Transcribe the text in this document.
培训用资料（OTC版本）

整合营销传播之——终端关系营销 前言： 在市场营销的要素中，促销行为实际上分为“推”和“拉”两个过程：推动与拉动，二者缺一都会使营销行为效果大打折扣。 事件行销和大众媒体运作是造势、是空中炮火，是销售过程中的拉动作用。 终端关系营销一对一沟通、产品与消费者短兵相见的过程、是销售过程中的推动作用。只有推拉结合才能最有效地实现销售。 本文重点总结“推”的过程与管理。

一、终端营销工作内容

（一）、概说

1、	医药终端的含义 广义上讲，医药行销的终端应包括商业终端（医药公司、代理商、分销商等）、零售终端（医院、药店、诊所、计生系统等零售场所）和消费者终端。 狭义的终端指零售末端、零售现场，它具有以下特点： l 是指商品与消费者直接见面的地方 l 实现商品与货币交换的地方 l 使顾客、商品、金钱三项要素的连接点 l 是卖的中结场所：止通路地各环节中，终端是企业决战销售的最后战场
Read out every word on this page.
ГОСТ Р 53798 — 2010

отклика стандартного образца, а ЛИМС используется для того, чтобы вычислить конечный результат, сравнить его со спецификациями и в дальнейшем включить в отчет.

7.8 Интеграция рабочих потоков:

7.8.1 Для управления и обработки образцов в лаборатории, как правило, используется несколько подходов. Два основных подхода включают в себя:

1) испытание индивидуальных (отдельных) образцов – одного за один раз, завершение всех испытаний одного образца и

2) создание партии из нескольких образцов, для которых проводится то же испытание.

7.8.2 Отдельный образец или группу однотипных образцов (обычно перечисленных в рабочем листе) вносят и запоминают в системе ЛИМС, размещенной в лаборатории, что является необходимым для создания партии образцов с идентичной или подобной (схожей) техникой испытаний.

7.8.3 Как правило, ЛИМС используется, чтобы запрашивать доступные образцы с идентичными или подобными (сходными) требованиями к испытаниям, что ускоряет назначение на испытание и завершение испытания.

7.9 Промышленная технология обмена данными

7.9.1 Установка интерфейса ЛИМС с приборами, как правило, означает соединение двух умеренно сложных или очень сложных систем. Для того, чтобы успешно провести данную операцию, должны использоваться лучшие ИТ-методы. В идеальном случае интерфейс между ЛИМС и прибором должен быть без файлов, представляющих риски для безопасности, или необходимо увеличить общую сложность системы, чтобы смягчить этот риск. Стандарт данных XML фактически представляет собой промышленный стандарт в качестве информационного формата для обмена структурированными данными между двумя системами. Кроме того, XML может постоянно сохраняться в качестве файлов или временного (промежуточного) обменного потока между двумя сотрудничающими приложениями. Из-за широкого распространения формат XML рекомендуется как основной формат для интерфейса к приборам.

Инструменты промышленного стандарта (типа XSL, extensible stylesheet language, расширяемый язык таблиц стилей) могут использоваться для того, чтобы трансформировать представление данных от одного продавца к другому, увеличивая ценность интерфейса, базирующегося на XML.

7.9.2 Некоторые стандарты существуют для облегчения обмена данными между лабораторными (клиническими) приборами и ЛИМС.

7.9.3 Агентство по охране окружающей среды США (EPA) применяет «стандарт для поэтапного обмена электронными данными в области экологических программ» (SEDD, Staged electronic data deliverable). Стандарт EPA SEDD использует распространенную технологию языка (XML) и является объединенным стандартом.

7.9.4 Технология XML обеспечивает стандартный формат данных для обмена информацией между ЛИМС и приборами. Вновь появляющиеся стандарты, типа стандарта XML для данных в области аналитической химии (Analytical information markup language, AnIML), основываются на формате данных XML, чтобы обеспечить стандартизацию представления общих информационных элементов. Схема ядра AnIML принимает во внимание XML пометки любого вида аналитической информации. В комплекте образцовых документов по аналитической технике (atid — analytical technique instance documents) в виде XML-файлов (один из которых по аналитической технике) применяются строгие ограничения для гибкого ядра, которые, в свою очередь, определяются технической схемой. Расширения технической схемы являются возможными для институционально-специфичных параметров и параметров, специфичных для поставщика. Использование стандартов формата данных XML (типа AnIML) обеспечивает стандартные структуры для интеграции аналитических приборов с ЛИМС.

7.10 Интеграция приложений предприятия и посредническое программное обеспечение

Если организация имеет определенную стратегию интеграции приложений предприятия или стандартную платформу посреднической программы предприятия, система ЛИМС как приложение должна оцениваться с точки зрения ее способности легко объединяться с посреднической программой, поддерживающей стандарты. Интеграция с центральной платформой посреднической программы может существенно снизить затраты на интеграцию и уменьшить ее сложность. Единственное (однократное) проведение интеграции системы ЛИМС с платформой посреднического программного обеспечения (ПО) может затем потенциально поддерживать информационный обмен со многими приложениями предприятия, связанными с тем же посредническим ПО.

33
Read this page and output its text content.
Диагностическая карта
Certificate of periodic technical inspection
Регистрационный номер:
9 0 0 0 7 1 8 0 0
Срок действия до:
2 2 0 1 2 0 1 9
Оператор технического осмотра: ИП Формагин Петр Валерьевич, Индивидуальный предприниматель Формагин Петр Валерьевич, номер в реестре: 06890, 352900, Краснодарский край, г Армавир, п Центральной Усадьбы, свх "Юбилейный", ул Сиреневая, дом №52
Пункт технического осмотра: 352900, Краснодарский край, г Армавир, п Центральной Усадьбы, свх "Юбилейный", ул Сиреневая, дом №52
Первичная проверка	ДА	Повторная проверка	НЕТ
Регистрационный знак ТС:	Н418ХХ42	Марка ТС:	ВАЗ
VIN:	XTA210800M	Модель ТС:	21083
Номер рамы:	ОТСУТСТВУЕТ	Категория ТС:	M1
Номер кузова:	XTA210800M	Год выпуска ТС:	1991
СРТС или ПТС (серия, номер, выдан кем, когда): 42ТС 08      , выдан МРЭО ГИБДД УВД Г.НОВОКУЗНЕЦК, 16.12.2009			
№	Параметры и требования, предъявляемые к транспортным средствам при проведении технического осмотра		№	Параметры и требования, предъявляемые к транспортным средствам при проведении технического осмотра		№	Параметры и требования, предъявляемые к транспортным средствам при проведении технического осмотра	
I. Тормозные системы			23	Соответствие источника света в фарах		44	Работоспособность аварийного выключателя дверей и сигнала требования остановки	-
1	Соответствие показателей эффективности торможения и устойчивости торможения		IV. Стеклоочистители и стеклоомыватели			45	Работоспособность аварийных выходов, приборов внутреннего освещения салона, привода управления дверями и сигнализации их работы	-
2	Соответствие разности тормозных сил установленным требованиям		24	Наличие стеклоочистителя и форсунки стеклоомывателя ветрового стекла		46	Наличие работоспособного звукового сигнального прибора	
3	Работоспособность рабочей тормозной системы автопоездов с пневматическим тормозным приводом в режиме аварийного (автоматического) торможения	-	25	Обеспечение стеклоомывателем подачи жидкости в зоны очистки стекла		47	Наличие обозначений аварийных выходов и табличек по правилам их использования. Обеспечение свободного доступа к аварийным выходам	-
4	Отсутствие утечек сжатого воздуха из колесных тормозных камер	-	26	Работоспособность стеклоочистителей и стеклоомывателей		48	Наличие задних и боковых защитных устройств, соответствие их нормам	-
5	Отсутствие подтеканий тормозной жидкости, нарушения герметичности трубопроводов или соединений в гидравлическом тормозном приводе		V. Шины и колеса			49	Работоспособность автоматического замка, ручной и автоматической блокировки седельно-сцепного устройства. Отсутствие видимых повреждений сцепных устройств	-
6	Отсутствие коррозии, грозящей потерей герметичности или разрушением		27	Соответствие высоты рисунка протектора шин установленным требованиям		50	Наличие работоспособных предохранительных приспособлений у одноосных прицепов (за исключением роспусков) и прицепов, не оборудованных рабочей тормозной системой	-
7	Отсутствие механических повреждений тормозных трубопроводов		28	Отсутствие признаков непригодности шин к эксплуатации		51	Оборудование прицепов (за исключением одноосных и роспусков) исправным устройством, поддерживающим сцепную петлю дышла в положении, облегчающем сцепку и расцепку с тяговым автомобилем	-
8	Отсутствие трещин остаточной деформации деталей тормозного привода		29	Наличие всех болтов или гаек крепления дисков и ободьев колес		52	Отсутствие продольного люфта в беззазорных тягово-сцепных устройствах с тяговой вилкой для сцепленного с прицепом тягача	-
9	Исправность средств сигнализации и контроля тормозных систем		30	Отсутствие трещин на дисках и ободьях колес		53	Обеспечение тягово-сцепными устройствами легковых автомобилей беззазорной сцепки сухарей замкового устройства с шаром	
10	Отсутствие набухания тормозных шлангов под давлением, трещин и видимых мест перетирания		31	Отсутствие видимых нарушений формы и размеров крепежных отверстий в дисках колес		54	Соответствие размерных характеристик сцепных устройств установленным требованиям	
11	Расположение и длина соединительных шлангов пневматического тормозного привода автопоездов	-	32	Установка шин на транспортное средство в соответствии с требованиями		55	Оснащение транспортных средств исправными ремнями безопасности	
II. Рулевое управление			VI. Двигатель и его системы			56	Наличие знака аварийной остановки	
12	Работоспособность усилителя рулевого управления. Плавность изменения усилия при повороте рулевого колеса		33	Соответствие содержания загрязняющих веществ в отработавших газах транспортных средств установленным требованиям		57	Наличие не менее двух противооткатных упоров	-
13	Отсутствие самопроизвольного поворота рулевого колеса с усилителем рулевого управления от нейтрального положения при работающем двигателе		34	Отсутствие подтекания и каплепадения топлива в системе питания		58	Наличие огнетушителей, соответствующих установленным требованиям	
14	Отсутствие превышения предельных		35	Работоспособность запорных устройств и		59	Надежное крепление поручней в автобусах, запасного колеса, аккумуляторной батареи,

+ + +

**TASK INSTRUCTIONS**. For the listing above, identify each line bearing "завершение".

**WRITTEN SOLUTION**.
1) испытание индивидуальных (отдельных) образцов – одного за один раз, завершение всех испытаний одного образца и
7.8.3 Как правило, ЛИМС используется, чтобы запрашивать доступные образцы с идентичными или подобными (сходными) требованиями к испытаниям, что ускоряет назначение на испытание и завершение испытания.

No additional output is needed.